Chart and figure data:
===============

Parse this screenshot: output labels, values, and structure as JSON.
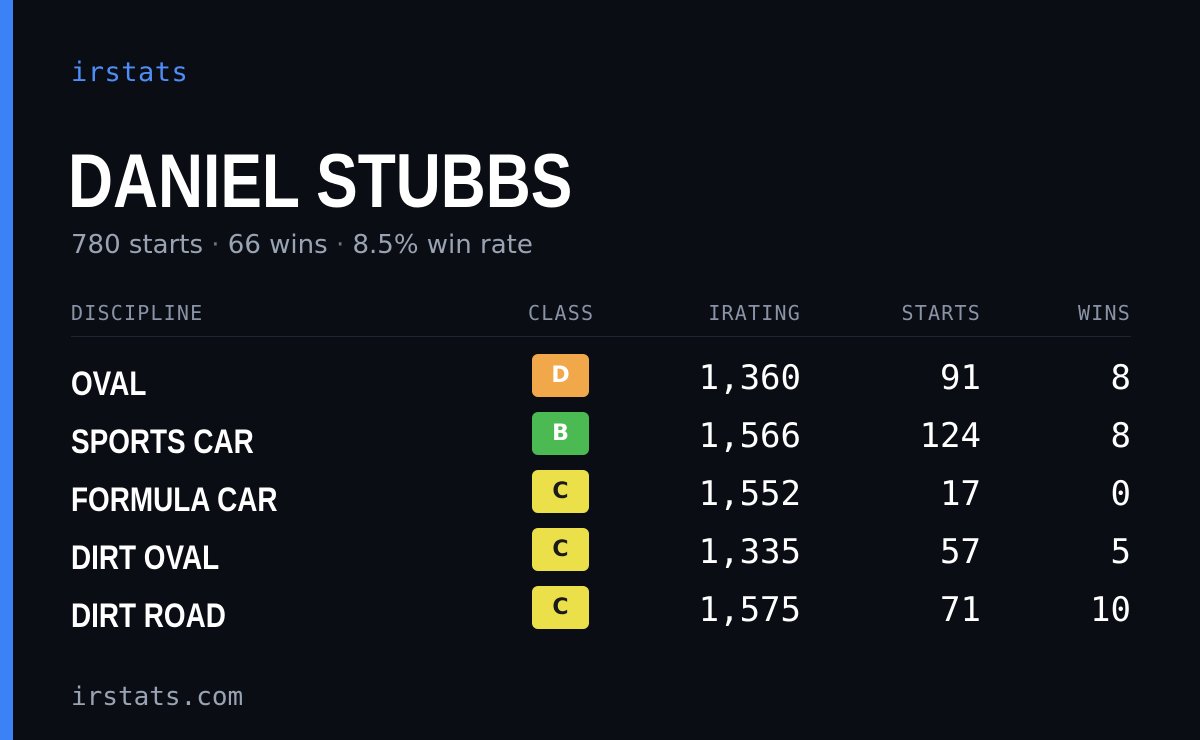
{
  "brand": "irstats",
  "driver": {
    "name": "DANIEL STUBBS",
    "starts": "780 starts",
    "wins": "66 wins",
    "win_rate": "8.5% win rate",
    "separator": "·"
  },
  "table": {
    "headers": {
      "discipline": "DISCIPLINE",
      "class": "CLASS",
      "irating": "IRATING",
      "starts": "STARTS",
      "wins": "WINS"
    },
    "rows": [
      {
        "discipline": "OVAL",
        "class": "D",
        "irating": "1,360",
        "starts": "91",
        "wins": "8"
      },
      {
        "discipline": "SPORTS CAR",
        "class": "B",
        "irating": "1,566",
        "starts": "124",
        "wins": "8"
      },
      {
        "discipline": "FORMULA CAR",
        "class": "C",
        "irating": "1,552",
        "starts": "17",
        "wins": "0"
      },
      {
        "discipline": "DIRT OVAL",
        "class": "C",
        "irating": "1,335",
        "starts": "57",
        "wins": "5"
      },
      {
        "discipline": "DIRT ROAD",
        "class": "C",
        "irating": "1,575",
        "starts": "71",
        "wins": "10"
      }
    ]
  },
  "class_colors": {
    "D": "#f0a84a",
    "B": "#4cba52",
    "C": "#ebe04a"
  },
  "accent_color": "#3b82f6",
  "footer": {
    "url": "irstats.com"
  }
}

===============

**SET TASK:**
Quote every line of the records above exactly; no picture is to be copied.

**COMPLETE ANSWER:**
Parse this screenshot: output labels, values, and structure as JSON.
{
  "brand": "irstats",
  "driver": {
    "name": "DANIEL STUBBS",
    "starts": "780 starts",
    "wins": "66 wins",
    "win_rate": "8.5% win rate",
    "separator": "·"
  },
  "table": {
    "headers": {
      "discipline": "DISCIPLINE",
      "class": "CLASS",
      "irating": "IRATING",
      "starts": "STARTS",
      "wins": "WINS"
    },
    "rows": [
      {
        "discipline": "OVAL",
        "class": "D",
        "irating": "1,360",
        "starts": "91",
        "wins": "8"
      },
      {
        "discipline": "SPORTS CAR",
        "class": "B",
        "irating": "1,566",
        "starts": "124",
        "wins": "8"
      },
      {
        "discipline": "FORMULA CAR",
        "class": "C",
        "irating": "1,552",
        "starts": "17",
        "wins": "0"
      },
      {
        "discipline": "DIRT OVAL",
        "class": "C",
        "irating": "1,335",
        "starts": "57",
        "wins": "5"
      },
      {
        "discipline": "DIRT ROAD",
        "class": "C",
        "irating": "1,575",
        "starts": "71",
        "wins": "10"
      }
    ]
  },
  "class_colors": {
    "D": "#f0a84a",
    "B": "#4cba52",
    "C": "#ebe04a"
  },
  "accent_color": "#3b82f6",
  "footer": {
    "url": "irstats.com"
  }
}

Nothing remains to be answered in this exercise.